** start **
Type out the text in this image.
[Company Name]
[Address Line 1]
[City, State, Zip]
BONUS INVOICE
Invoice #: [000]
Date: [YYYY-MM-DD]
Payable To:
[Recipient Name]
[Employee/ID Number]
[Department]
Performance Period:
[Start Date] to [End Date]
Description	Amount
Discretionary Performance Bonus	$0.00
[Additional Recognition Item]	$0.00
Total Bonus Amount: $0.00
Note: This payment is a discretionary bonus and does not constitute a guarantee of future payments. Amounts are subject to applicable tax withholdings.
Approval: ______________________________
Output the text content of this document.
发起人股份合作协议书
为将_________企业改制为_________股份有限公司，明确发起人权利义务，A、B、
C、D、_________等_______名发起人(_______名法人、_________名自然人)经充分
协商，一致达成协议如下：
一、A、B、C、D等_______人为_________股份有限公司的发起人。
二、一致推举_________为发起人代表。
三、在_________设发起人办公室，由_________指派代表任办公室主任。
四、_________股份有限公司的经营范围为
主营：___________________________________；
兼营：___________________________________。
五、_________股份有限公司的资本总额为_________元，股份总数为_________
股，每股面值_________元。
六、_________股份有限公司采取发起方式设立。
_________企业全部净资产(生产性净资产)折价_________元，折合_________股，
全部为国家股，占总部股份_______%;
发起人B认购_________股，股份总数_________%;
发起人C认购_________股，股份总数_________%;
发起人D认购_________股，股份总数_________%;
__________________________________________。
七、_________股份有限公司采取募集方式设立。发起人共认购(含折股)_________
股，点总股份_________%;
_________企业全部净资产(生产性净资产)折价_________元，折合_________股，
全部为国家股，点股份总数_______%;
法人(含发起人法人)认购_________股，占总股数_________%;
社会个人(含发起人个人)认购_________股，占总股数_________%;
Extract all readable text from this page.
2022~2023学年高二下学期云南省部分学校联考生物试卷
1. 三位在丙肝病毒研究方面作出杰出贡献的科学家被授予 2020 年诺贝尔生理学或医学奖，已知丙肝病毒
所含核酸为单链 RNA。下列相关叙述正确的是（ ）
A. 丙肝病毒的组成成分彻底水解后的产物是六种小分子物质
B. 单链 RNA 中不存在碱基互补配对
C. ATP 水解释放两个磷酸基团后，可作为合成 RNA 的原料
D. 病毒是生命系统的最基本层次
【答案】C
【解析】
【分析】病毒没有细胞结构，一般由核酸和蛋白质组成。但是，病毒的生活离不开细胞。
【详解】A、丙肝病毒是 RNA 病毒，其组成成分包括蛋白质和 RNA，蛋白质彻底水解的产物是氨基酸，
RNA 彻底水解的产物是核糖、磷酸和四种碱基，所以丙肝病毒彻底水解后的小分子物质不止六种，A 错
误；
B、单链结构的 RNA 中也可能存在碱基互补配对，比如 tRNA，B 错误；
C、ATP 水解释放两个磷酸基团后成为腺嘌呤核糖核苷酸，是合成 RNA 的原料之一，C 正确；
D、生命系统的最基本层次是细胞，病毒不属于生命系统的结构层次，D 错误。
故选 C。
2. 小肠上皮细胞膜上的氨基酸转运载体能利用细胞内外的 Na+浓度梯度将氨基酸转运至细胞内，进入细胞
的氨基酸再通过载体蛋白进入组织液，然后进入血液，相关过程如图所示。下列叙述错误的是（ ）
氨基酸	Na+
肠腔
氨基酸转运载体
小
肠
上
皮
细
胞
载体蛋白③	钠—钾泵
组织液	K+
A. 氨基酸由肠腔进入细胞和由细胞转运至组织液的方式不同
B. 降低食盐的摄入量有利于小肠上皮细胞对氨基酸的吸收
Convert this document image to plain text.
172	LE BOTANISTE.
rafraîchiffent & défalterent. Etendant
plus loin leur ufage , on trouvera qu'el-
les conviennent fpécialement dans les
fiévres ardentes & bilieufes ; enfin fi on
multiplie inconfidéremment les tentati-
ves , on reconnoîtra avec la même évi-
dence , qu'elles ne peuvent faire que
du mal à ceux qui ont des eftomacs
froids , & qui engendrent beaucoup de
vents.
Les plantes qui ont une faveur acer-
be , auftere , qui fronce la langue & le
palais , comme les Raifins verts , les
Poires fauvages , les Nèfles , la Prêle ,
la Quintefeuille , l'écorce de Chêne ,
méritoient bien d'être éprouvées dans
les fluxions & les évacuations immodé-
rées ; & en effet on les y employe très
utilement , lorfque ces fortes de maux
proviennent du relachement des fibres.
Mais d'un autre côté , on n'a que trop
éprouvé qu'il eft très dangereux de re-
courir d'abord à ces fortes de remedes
** end **
• **EXERCISE**
Please quote the records above exactly, without skipping a line.

• **WORKED ANSWER**
Type out the text in this image.
[Company Name]
[Address Line 1]
[City, State, Zip]
BONUS INVOICE
Invoice #: [000]
Date: [YYYY-MM-DD]
Payable To:
[Recipient Name]
[Employee/ID Number]
[Department]
Performance Period:
[Start Date] to [End Date]
Description	Amount
Discretionary Performance Bonus	$0.00
[Additional Recognition Item]	$0.00
Total Bonus Amount: $0.00
Note: This payment is a discretionary bonus and does not constitute a guarantee of future payments. Amounts are subject to applicable tax withholdings.
Approval: ______________________________
Output the text content of this document.
发起人股份合作协议书
为将_________企业改制为_________股份有限公司，明确发起人权利义务，A、B、
C、D、_________等_______名发起人(_______名法人、_________名自然人)经充分
协商，一致达成协议如下：
一、A、B、C、D等_______人为_________股份有限公司的发起人。
二、一致推举_________为发起人代表。
三、在_________设发起人办公室，由_________指派代表任办公室主任。
四、_________股份有限公司的经营范围为
主营：___________________________________；
兼营：___________________________________。
五、_________股份有限公司的资本总额为_________元，股份总数为_________
股，每股面值_________元。
六、_________股份有限公司采取发起方式设立。
_________企业全部净资产(生产性净资产)折价_________元，折合_________股，
全部为国家股，占总部股份_______%;
发起人B认购_________股，股份总数_________%;
发起人C认购_________股，股份总数_________%;
发起人D认购_________股，股份总数_________%;
__________________________________________。
七、_________股份有限公司采取募集方式设立。发起人共认购(含折股)_________
股，点总股份_________%;
_________企业全部净资产(生产性净资产)折价_________元，折合_________股，
全部为国家股，点股份总数_______%;
法人(含发起人法人)认购_________股，占总股数_________%;
社会个人(含发起人个人)认购_________股，占总股数_________%;
Extract all readable text from this page.
2022~2023学年高二下学期云南省部分学校联考生物试卷
1. 三位在丙肝病毒研究方面作出杰出贡献的科学家被授予 2020 年诺贝尔生理学或医学奖，已知丙肝病毒
所含核酸为单链 RNA。下列相关叙述正确的是（ ）
A. 丙肝病毒的组成成分彻底水解后的产物是六种小分子物质
B. 单链 RNA 中不存在碱基互补配对
C. ATP 水解释放两个磷酸基团后，可作为合成 RNA 的原料
D. 病毒是生命系统的最基本层次
【答案】C
【解析】
【分析】病毒没有细胞结构，一般由核酸和蛋白质组成。但是，病毒的生活离不开细胞。
【详解】A、丙肝病毒是 RNA 病毒，其组成成分包括蛋白质和 RNA，蛋白质彻底水解的产物是氨基酸，
RNA 彻底水解的产物是核糖、磷酸和四种碱基，所以丙肝病毒彻底水解后的小分子物质不止六种，A 错
误；
B、单链结构的 RNA 中也可能存在碱基互补配对，比如 tRNA，B 错误；
C、ATP 水解释放两个磷酸基团后成为腺嘌呤核糖核苷酸，是合成 RNA 的原料之一，C 正确；
D、生命系统的最基本层次是细胞，病毒不属于生命系统的结构层次，D 错误。
故选 C。
2. 小肠上皮细胞膜上的氨基酸转运载体能利用细胞内外的 Na+浓度梯度将氨基酸转运至细胞内，进入细胞
的氨基酸再通过载体蛋白进入组织液，然后进入血液，相关过程如图所示。下列叙述错误的是（ ）
氨基酸	Na+
肠腔
氨基酸转运载体
小
肠
上
皮
细
胞
载体蛋白③	钠—钾泵
组织液	K+
A. 氨基酸由肠腔进入细胞和由细胞转运至组织液的方式不同
B. 降低食盐的摄入量有利于小肠上皮细胞对氨基酸的吸收
Convert this document image to plain text.
172	LE BOTANISTE.
rafraîchiffent & défalterent. Etendant
plus loin leur ufage , on trouvera qu'el-
les conviennent fpécialement dans les
fiévres ardentes & bilieufes ; enfin fi on
multiplie inconfidéremment les tentati-
ves , on reconnoîtra avec la même évi-
dence , qu'elles ne peuvent faire que
du mal à ceux qui ont des eftomacs
froids , & qui engendrent beaucoup de
vents.
Les plantes qui ont une faveur acer-
be , auftere , qui fronce la langue & le
palais , comme les Raifins verts , les
Poires fauvages , les Nèfles , la Prêle ,
la Quintefeuille , l'écorce de Chêne ,
méritoient bien d'être éprouvées dans
les fluxions & les évacuations immodé-
rées ; & en effet on les y employe très
utilement , lorfque ces fortes de maux
proviennent du relachement des fibres.
Mais d'un autre côté , on n'a que trop
éprouvé qu'il eft très dangereux de re-
courir d'abord à ces fortes de remedes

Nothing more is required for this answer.